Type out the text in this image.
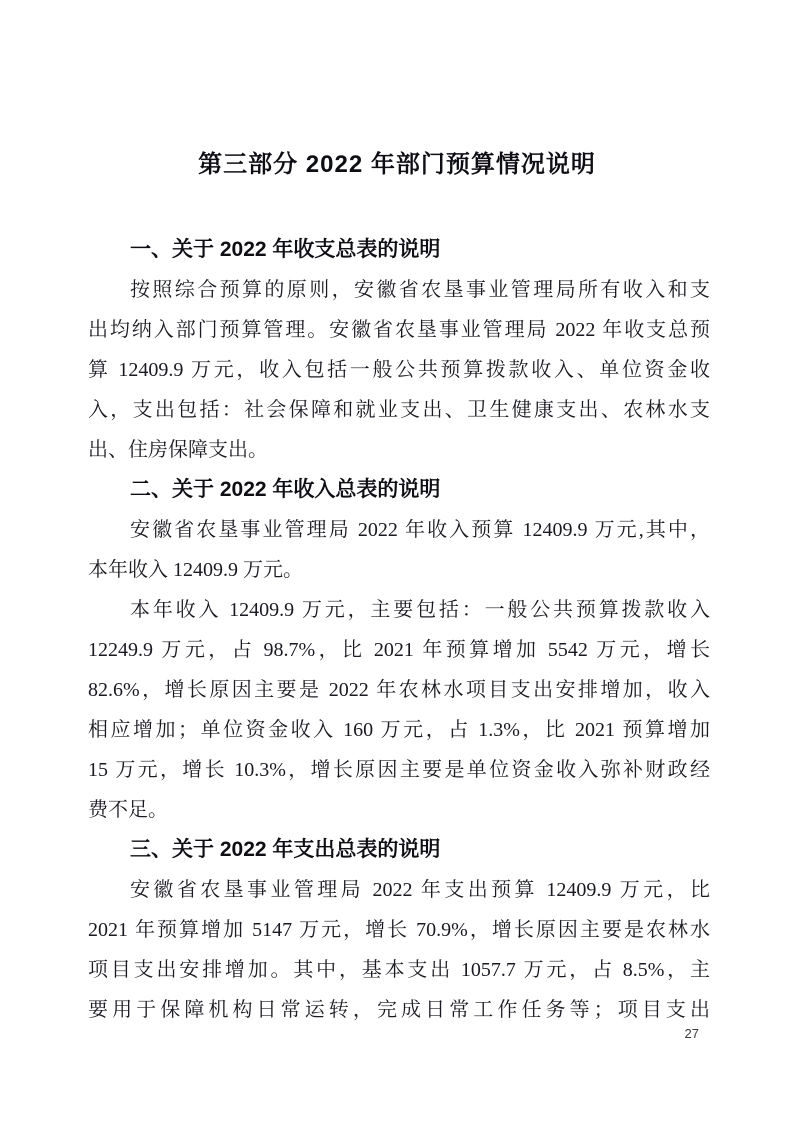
第三部分 2022 年部门预算情况说明
一、关于 2022 年收支总表的说明
按照综合预算的原则，安徽省农垦事业管理局所有收入和支
出均纳入部门预算管理。安徽省农垦事业管理局 2022 年收支总预
算 12409.9 万元，收入包括一般公共预算拨款收入、单位资金收
入，支出包括：社会保障和就业支出、卫生健康支出、农林水支
出、住房保障支出。
二、关于 2022 年收入总表的说明
安徽省农垦事业管理局 2022 年收入预算 12409.9 万元,其中，
本年收入 12409.9 万元。
本年收入 12409.9 万元，主要包括：一般公共预算拨款收入
12249.9 万元，占 98.7%，比 2021 年预算增加 5542 万元，增长
82.6%，增长原因主要是 2022 年农林水项目支出安排增加，收入
相应增加；单位资金收入 160 万元，占 1.3%，比 2021 预算增加
15 万元，增长 10.3%，增长原因主要是单位资金收入弥补财政经
费不足。
三、关于 2022 年支出总表的说明
安徽省农垦事业管理局 2022 年支出预算 12409.9 万元，比
2021 年预算增加 5147 万元，增长 70.9%，增长原因主要是农林水
项目支出安排增加。其中，基本支出 1057.7 万元，占 8.5%，主
要用于保障机构日常运转，完成日常工作任务等；项目支出
27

● ● ● ●

● What you will do
Find "年预算增加". Copy every line it occurs in.

● Result of this task
12249.9 万元，占 98.7%，比 2021 年预算增加 5542 万元，增长
2021 年预算增加 5147 万元，增长 70.9%，增长原因主要是农林水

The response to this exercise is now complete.